*** Source material

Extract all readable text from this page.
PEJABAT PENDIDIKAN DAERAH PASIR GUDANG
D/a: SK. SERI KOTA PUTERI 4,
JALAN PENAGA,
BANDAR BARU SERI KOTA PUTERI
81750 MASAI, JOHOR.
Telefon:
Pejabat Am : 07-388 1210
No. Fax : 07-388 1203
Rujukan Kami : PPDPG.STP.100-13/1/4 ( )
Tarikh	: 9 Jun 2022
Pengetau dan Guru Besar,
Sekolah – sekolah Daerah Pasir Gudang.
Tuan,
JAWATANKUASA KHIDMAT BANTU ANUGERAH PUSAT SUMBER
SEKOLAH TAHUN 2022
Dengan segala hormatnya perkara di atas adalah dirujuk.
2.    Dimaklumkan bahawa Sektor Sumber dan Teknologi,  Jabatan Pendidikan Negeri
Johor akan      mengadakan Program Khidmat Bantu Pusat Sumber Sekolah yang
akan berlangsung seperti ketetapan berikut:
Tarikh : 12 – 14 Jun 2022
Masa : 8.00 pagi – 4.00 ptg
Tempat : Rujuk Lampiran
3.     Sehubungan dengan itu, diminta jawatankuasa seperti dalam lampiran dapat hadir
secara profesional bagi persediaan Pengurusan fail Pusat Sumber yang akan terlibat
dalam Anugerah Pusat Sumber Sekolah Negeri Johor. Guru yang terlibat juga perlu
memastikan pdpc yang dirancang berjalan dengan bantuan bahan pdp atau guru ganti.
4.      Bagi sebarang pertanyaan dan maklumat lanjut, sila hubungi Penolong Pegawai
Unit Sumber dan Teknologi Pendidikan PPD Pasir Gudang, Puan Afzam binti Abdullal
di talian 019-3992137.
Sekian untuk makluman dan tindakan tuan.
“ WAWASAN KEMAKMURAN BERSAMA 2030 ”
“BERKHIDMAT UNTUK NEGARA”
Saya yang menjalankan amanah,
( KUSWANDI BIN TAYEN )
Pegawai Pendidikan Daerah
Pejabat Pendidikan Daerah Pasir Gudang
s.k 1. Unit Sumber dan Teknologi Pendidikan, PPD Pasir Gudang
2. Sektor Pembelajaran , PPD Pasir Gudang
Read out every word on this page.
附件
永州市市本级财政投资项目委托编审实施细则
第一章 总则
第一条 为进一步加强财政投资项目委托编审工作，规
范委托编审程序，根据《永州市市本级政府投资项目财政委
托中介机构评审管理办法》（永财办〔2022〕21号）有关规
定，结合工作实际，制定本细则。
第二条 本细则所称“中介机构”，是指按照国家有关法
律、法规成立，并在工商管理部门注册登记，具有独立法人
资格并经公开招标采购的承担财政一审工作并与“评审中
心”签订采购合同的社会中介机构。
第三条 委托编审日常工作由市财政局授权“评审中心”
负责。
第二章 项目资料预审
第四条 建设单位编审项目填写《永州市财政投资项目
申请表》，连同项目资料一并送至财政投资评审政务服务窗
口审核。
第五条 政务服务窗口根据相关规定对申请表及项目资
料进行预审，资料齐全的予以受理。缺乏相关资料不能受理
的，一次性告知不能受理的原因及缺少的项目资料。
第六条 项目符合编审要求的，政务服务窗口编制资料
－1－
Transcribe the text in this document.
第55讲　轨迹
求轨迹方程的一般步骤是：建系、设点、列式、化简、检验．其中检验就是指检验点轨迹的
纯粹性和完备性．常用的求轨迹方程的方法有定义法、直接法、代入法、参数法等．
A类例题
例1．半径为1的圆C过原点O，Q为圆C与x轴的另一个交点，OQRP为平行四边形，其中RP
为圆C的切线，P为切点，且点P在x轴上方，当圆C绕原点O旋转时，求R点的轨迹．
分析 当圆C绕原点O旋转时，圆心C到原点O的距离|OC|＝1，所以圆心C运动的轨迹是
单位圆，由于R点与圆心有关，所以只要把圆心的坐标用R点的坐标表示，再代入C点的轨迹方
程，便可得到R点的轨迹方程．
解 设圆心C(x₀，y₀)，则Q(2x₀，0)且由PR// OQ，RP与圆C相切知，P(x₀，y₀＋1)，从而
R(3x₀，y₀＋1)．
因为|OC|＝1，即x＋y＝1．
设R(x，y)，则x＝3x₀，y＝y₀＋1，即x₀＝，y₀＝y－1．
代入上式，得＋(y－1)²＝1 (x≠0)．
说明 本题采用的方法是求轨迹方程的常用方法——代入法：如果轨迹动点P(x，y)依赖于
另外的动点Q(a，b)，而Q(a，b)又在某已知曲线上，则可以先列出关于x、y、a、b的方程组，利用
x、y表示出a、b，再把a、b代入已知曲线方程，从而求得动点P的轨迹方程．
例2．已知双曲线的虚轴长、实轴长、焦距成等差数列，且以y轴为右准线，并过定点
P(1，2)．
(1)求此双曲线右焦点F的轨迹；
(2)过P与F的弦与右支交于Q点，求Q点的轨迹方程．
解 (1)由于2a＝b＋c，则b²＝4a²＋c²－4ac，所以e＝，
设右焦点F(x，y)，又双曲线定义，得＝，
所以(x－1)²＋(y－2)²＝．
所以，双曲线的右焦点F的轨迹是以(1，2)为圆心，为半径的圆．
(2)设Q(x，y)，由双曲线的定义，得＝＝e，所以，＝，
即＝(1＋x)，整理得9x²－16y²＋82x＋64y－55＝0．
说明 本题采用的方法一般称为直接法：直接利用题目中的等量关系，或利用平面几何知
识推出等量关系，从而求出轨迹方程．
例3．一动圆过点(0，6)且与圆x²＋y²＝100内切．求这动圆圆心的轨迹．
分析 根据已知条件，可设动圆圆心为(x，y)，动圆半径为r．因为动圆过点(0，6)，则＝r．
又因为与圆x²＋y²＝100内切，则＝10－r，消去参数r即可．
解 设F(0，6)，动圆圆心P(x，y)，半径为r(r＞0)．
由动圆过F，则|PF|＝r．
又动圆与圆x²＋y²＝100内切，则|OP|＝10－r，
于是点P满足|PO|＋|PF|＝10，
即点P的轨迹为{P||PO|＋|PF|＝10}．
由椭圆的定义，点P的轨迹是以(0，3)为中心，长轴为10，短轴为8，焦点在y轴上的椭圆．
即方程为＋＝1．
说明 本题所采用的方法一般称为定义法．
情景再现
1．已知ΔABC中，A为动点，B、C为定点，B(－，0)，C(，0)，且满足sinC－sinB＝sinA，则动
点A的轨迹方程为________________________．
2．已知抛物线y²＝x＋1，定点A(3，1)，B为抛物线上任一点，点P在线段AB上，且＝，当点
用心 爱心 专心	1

******

» Aim
Write the whole listing out again. Keep every line exactly as it is.

» Answer to this exercise
Extract all readable text from this page.
PEJABAT PENDIDIKAN DAERAH PASIR GUDANG
D/a: SK. SERI KOTA PUTERI 4,
JALAN PENAGA,
BANDAR BARU SERI KOTA PUTERI
81750 MASAI, JOHOR.
Telefon:
Pejabat Am : 07-388 1210
No. Fax : 07-388 1203
Rujukan Kami : PPDPG.STP.100-13/1/4 ( )
Tarikh	: 9 Jun 2022
Pengetau dan Guru Besar,
Sekolah – sekolah Daerah Pasir Gudang.
Tuan,
JAWATANKUASA KHIDMAT BANTU ANUGERAH PUSAT SUMBER
SEKOLAH TAHUN 2022
Dengan segala hormatnya perkara di atas adalah dirujuk.
2.    Dimaklumkan bahawa Sektor Sumber dan Teknologi,  Jabatan Pendidikan Negeri
Johor akan      mengadakan Program Khidmat Bantu Pusat Sumber Sekolah yang
akan berlangsung seperti ketetapan berikut:
Tarikh : 12 – 14 Jun 2022
Masa : 8.00 pagi – 4.00 ptg
Tempat : Rujuk Lampiran
3.     Sehubungan dengan itu, diminta jawatankuasa seperti dalam lampiran dapat hadir
secara profesional bagi persediaan Pengurusan fail Pusat Sumber yang akan terlibat
dalam Anugerah Pusat Sumber Sekolah Negeri Johor. Guru yang terlibat juga perlu
memastikan pdpc yang dirancang berjalan dengan bantuan bahan pdp atau guru ganti.
4.      Bagi sebarang pertanyaan dan maklumat lanjut, sila hubungi Penolong Pegawai
Unit Sumber dan Teknologi Pendidikan PPD Pasir Gudang, Puan Afzam binti Abdullal
di talian 019-3992137.
Sekian untuk makluman dan tindakan tuan.
“ WAWASAN KEMAKMURAN BERSAMA 2030 ”
“BERKHIDMAT UNTUK NEGARA”
Saya yang menjalankan amanah,
( KUSWANDI BIN TAYEN )
Pegawai Pendidikan Daerah
Pejabat Pendidikan Daerah Pasir Gudang
s.k 1. Unit Sumber dan Teknologi Pendidikan, PPD Pasir Gudang
2. Sektor Pembelajaran , PPD Pasir Gudang
Read out every word on this page.
附件
永州市市本级财政投资项目委托编审实施细则
第一章 总则
第一条 为进一步加强财政投资项目委托编审工作，规
范委托编审程序，根据《永州市市本级政府投资项目财政委
托中介机构评审管理办法》（永财办〔2022〕21号）有关规
定，结合工作实际，制定本细则。
第二条 本细则所称“中介机构”，是指按照国家有关法
律、法规成立，并在工商管理部门注册登记，具有独立法人
资格并经公开招标采购的承担财政一审工作并与“评审中
心”签订采购合同的社会中介机构。
第三条 委托编审日常工作由市财政局授权“评审中心”
负责。
第二章 项目资料预审
第四条 建设单位编审项目填写《永州市财政投资项目
申请表》，连同项目资料一并送至财政投资评审政务服务窗
口审核。
第五条 政务服务窗口根据相关规定对申请表及项目资
料进行预审，资料齐全的予以受理。缺乏相关资料不能受理
的，一次性告知不能受理的原因及缺少的项目资料。
第六条 项目符合编审要求的，政务服务窗口编制资料
－1－
Transcribe the text in this document.
第55讲　轨迹
求轨迹方程的一般步骤是：建系、设点、列式、化简、检验．其中检验就是指检验点轨迹的
纯粹性和完备性．常用的求轨迹方程的方法有定义法、直接法、代入法、参数法等．
A类例题
例1．半径为1的圆C过原点O，Q为圆C与x轴的另一个交点，OQRP为平行四边形，其中RP
为圆C的切线，P为切点，且点P在x轴上方，当圆C绕原点O旋转时，求R点的轨迹．
分析 当圆C绕原点O旋转时，圆心C到原点O的距离|OC|＝1，所以圆心C运动的轨迹是
单位圆，由于R点与圆心有关，所以只要把圆心的坐标用R点的坐标表示，再代入C点的轨迹方
程，便可得到R点的轨迹方程．
解 设圆心C(x₀，y₀)，则Q(2x₀，0)且由PR// OQ，RP与圆C相切知，P(x₀，y₀＋1)，从而
R(3x₀，y₀＋1)．
因为|OC|＝1，即x＋y＝1．
设R(x，y)，则x＝3x₀，y＝y₀＋1，即x₀＝，y₀＝y－1．
代入上式，得＋(y－1)²＝1 (x≠0)．
说明 本题采用的方法是求轨迹方程的常用方法——代入法：如果轨迹动点P(x，y)依赖于
另外的动点Q(a，b)，而Q(a，b)又在某已知曲线上，则可以先列出关于x、y、a、b的方程组，利用
x、y表示出a、b，再把a、b代入已知曲线方程，从而求得动点P的轨迹方程．
例2．已知双曲线的虚轴长、实轴长、焦距成等差数列，且以y轴为右准线，并过定点
P(1，2)．
(1)求此双曲线右焦点F的轨迹；
(2)过P与F的弦与右支交于Q点，求Q点的轨迹方程．
解 (1)由于2a＝b＋c，则b²＝4a²＋c²－4ac，所以e＝，
设右焦点F(x，y)，又双曲线定义，得＝，
所以(x－1)²＋(y－2)²＝．
所以，双曲线的右焦点F的轨迹是以(1，2)为圆心，为半径的圆．
(2)设Q(x，y)，由双曲线的定义，得＝＝e，所以，＝，
即＝(1＋x)，整理得9x²－16y²＋82x＋64y－55＝0．
说明 本题采用的方法一般称为直接法：直接利用题目中的等量关系，或利用平面几何知
识推出等量关系，从而求出轨迹方程．
例3．一动圆过点(0，6)且与圆x²＋y²＝100内切．求这动圆圆心的轨迹．
分析 根据已知条件，可设动圆圆心为(x，y)，动圆半径为r．因为动圆过点(0，6)，则＝r．
又因为与圆x²＋y²＝100内切，则＝10－r，消去参数r即可．
解 设F(0，6)，动圆圆心P(x，y)，半径为r(r＞0)．
由动圆过F，则|PF|＝r．
又动圆与圆x²＋y²＝100内切，则|OP|＝10－r，
于是点P满足|PO|＋|PF|＝10，
即点P的轨迹为{P||PO|＋|PF|＝10}．
由椭圆的定义，点P的轨迹是以(0，3)为中心，长轴为10，短轴为8，焦点在y轴上的椭圆．
即方程为＋＝1．
说明 本题所采用的方法一般称为定义法．
情景再现
1．已知ΔABC中，A为动点，B、C为定点，B(－，0)，C(，0)，且满足sinC－sinB＝sinA，则动
点A的轨迹方程为________________________．
2．已知抛物线y²＝x＋1，定点A(3，1)，B为抛物线上任一点，点P在线段AB上，且＝，当点
用心 爱心 专心	1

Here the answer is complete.